# WORK TO COMPLETE:
Find the line containing "Transcribe this image's" in the entries; transcribe it and all remaining lines through the end, exactly as they appear, but not the pictures.

# STORED ROWS:
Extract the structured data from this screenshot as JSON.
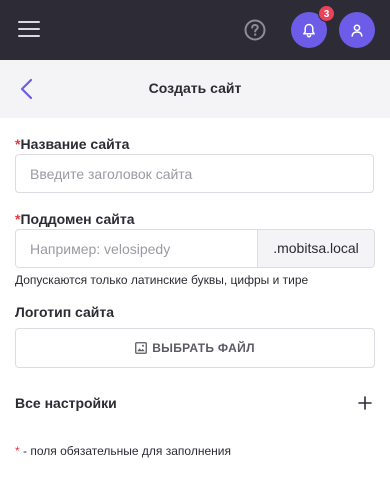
{
  "topbar": {
    "notifications_count": "3",
    "icons": {
      "menu": "hamburger-icon",
      "help": "question-circle-icon",
      "bell": "bell-icon",
      "user": "user-icon"
    }
  },
  "header": {
    "title": "Создать сайт",
    "back_icon": "chevron-left-icon"
  },
  "form": {
    "required_mark": "*",
    "site_name": {
      "label": "Название сайта",
      "value": "",
      "placeholder": "Введите заголовок сайта"
    },
    "subdomain": {
      "label": "Поддомен сайта",
      "value": "",
      "placeholder": "Например: velosipedy",
      "suffix": ".mobitsa.local",
      "hint": "Допускаются только латинские буквы, цифры и тире"
    },
    "logo": {
      "label": "Логотип сайта",
      "button_label": "ВЫБРАТЬ ФАЙЛ",
      "button_icon": "image-icon"
    },
    "all_settings": {
      "label": "Все настройки",
      "icon": "plus-icon"
    },
    "footnote": " - поля обязательные для заполнения"
  },
  "colors": {
    "topbar_bg": "#2d2c36",
    "accent": "#6c5ce7",
    "badge": "#e9435a",
    "required": "#e63946"
  }
}
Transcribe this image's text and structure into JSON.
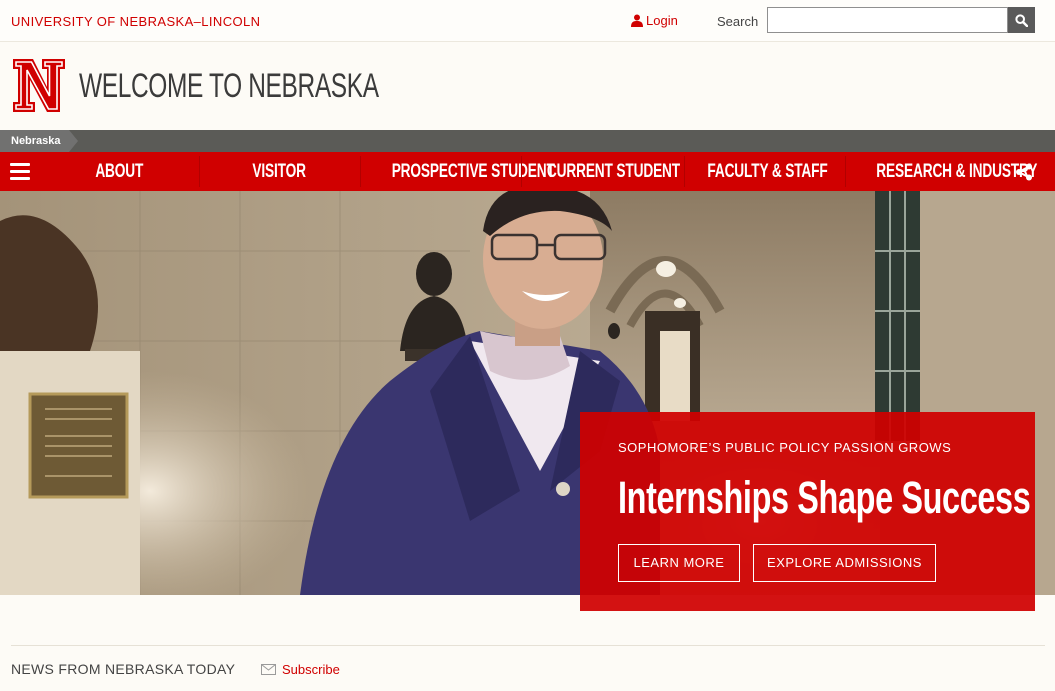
{
  "topbar": {
    "university": "UNIVERSITY OF NEBRASKA–LINCOLN",
    "login": "Login",
    "search_label": "Search",
    "search_value": ""
  },
  "header": {
    "title": "WELCOME TO NEBRASKA",
    "logo_icon": "nebraska-n-logo"
  },
  "breadcrumb": {
    "items": [
      "Nebraska"
    ]
  },
  "nav": {
    "items": [
      "ABOUT",
      "VISITOR",
      "PROSPECTIVE STUDENT",
      "CURRENT STUDENT",
      "FACULTY & STAFF",
      "RESEARCH & INDUSTRY"
    ],
    "menu_icon": "hamburger-icon",
    "share_icon": "share-icon"
  },
  "hero": {
    "kicker": "SOPHOMORE’S PUBLIC POLICY PASSION GROWS",
    "title": "Internships Shape Success",
    "buttons": [
      "LEARN MORE",
      "EXPLORE ADMISSIONS"
    ]
  },
  "news": {
    "label": "NEWS FROM NEBRASKA TODAY",
    "subscribe": "Subscribe"
  },
  "colors": {
    "brand_red": "#d00000",
    "breadcrumb_gray": "#5b5b57",
    "background": "#fdfbf6"
  }
}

# TASK SOLUTION:
Transcribe this image's text and structure into JSON.
{
  "topbar": {
    "university": "UNIVERSITY OF NEBRASKA–LINCOLN",
    "login": "Login",
    "search_label": "Search",
    "search_value": ""
  },
  "header": {
    "title": "WELCOME TO NEBRASKA",
    "logo_icon": "nebraska-n-logo"
  },
  "breadcrumb": {
    "items": [
      "Nebraska"
    ]
  },
  "nav": {
    "items": [
      "ABOUT",
      "VISITOR",
      "PROSPECTIVE STUDENT",
      "CURRENT STUDENT",
      "FACULTY & STAFF",
      "RESEARCH & INDUSTRY"
    ],
    "menu_icon": "hamburger-icon",
    "share_icon": "share-icon"
  },
  "hero": {
    "kicker": "SOPHOMORE’S PUBLIC POLICY PASSION GROWS",
    "title": "Internships Shape Success",
    "buttons": [
      "LEARN MORE",
      "EXPLORE ADMISSIONS"
    ]
  },
  "news": {
    "label": "NEWS FROM NEBRASKA TODAY",
    "subscribe": "Subscribe"
  },
  "colors": {
    "brand_red": "#d00000",
    "breadcrumb_gray": "#5b5b57",
    "background": "#fdfbf6"
  }
}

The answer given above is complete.